━━━━━ Dataset records

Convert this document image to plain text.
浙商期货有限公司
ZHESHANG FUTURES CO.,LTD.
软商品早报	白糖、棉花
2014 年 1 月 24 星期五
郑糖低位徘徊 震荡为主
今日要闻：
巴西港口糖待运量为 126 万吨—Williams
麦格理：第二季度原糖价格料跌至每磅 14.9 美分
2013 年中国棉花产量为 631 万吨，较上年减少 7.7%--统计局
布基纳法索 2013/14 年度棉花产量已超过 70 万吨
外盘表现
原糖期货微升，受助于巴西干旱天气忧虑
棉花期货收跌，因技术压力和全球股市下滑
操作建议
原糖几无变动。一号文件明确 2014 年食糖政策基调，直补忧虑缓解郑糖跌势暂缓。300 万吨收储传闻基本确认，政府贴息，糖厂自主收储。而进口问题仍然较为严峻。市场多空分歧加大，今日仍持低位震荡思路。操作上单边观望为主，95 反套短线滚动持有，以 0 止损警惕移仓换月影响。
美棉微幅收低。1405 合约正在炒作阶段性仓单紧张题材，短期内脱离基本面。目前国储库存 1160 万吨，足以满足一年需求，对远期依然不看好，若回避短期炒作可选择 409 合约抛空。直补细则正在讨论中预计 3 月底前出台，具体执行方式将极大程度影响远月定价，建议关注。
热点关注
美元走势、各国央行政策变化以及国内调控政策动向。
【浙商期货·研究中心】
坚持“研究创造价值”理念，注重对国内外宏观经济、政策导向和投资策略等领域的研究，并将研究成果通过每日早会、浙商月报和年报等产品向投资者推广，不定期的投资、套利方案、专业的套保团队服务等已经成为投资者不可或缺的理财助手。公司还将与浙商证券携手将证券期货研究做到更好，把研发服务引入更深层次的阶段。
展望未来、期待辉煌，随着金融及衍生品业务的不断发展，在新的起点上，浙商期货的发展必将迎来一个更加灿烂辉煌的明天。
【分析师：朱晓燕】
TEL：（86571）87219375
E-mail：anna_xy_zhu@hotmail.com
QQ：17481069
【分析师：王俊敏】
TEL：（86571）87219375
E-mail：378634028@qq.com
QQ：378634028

━━━━━━━━━━

## Exercise prompt
All of the entries above need to be reproduced exactly.

## Expected answer
Convert this document image to plain text.
浙商期货有限公司
ZHESHANG FUTURES CO.,LTD.
软商品早报	白糖、棉花
2014 年 1 月 24 星期五
郑糖低位徘徊 震荡为主
今日要闻：
巴西港口糖待运量为 126 万吨—Williams
麦格理：第二季度原糖价格料跌至每磅 14.9 美分
2013 年中国棉花产量为 631 万吨，较上年减少 7.7%--统计局
布基纳法索 2013/14 年度棉花产量已超过 70 万吨
外盘表现
原糖期货微升，受助于巴西干旱天气忧虑
棉花期货收跌，因技术压力和全球股市下滑
操作建议
原糖几无变动。一号文件明确 2014 年食糖政策基调，直补忧虑缓解郑糖跌势暂缓。300 万吨收储传闻基本确认，政府贴息，糖厂自主收储。而进口问题仍然较为严峻。市场多空分歧加大，今日仍持低位震荡思路。操作上单边观望为主，95 反套短线滚动持有，以 0 止损警惕移仓换月影响。
美棉微幅收低。1405 合约正在炒作阶段性仓单紧张题材，短期内脱离基本面。目前国储库存 1160 万吨，足以满足一年需求，对远期依然不看好，若回避短期炒作可选择 409 合约抛空。直补细则正在讨论中预计 3 月底前出台，具体执行方式将极大程度影响远月定价，建议关注。
热点关注
美元走势、各国央行政策变化以及国内调控政策动向。
【浙商期货·研究中心】
坚持“研究创造价值”理念，注重对国内外宏观经济、政策导向和投资策略等领域的研究，并将研究成果通过每日早会、浙商月报和年报等产品向投资者推广，不定期的投资、套利方案、专业的套保团队服务等已经成为投资者不可或缺的理财助手。公司还将与浙商证券携手将证券期货研究做到更好，把研发服务引入更深层次的阶段。
展望未来、期待辉煌，随着金融及衍生品业务的不断发展，在新的起点上，浙商期货的发展必将迎来一个更加灿烂辉煌的明天。
【分析师：朱晓燕】
TEL：（86571）87219375
E-mail：anna_xy_zhu@hotmail.com
QQ：17481069
【分析师：王俊敏】
TEL：（86571）87219375
E-mail：378634028@qq.com
QQ：378634028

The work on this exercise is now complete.